# START OF DATASET

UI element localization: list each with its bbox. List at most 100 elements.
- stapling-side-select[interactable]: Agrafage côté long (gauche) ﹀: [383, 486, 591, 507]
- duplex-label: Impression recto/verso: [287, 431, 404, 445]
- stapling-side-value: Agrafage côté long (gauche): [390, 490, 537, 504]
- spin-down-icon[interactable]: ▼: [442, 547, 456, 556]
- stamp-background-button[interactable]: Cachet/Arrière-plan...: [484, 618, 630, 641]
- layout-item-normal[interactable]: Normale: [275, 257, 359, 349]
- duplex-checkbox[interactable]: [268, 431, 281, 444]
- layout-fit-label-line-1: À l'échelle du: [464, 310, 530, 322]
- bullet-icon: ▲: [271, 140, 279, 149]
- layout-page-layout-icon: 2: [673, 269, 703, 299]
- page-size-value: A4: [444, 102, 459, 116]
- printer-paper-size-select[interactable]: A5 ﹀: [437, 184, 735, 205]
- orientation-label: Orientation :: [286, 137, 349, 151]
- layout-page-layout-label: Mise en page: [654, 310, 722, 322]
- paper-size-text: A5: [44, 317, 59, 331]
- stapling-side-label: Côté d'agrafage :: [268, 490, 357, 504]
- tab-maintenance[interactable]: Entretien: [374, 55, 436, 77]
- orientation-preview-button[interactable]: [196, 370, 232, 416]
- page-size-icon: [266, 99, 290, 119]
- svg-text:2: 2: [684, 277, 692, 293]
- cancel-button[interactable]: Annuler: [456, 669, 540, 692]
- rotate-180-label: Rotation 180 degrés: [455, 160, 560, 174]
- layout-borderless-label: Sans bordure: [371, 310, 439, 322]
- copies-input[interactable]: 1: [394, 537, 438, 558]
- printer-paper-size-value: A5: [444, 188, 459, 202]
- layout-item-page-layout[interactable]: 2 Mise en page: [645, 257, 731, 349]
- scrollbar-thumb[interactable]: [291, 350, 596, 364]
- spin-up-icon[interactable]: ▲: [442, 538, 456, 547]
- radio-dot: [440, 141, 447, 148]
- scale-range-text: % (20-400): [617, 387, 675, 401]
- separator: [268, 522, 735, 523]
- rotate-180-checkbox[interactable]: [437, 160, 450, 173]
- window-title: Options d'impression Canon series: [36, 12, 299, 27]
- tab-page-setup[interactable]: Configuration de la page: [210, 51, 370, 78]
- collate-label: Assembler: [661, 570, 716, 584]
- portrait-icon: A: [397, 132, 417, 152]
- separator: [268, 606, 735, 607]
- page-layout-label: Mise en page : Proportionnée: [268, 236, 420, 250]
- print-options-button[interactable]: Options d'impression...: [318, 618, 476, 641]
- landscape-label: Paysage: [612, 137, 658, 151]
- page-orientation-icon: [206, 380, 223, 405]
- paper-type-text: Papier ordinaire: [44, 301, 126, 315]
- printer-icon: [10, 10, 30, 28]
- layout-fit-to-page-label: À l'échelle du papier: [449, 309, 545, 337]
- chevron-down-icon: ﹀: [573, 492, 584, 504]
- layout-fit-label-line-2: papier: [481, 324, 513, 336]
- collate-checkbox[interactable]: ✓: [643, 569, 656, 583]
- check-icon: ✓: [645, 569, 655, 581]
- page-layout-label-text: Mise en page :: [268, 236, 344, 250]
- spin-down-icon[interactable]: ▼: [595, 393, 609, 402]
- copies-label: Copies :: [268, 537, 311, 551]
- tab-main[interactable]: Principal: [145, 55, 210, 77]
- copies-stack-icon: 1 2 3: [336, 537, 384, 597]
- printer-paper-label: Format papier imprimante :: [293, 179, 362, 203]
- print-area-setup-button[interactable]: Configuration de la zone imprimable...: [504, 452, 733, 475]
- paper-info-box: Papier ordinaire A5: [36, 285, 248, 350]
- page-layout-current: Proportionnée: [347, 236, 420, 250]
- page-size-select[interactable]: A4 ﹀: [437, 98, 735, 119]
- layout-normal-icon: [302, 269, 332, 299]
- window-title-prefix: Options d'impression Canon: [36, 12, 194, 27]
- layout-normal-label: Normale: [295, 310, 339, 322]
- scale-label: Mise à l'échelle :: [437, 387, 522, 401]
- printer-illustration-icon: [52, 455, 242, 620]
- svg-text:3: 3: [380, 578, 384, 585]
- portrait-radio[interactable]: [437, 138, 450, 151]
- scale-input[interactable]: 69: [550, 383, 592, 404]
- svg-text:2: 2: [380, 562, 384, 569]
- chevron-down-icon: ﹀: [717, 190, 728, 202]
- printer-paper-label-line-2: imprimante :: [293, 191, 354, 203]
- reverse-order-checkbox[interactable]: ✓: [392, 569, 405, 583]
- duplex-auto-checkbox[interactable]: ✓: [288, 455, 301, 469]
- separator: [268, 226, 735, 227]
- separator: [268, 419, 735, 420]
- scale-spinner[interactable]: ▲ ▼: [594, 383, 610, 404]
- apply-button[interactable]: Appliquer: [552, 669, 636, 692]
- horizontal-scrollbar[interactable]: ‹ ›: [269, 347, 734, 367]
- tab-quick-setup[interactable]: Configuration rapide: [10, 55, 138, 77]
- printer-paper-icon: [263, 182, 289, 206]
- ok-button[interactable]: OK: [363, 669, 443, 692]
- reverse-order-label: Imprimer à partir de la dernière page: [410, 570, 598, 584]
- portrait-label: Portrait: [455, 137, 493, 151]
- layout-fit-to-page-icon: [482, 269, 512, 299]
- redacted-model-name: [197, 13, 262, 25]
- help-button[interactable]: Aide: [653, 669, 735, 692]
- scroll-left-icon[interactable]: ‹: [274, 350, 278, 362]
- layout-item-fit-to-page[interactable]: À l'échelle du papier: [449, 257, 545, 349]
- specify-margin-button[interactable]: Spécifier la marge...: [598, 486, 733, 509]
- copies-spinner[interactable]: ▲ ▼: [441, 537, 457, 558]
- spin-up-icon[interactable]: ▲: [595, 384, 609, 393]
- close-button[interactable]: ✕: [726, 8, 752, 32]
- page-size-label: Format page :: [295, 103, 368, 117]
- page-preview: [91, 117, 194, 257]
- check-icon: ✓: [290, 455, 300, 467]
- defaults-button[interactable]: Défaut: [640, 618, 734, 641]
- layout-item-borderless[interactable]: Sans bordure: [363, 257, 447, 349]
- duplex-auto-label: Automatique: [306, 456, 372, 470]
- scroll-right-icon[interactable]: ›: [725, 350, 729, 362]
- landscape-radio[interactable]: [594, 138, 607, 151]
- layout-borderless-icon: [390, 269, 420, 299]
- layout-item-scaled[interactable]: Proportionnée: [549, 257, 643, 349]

# END OF DATASET

Collect every line of the items above that contains the string "select". Case counts.

- stapling-side-select[interactable]: Agrafage côté long (gauche) ﹀: [383, 486, 591, 507]
- printer-paper-size-select[interactable]: A5 ﹀: [437, 184, 735, 205]
- page-size-select[interactable]: A4 ﹀: [437, 98, 735, 119]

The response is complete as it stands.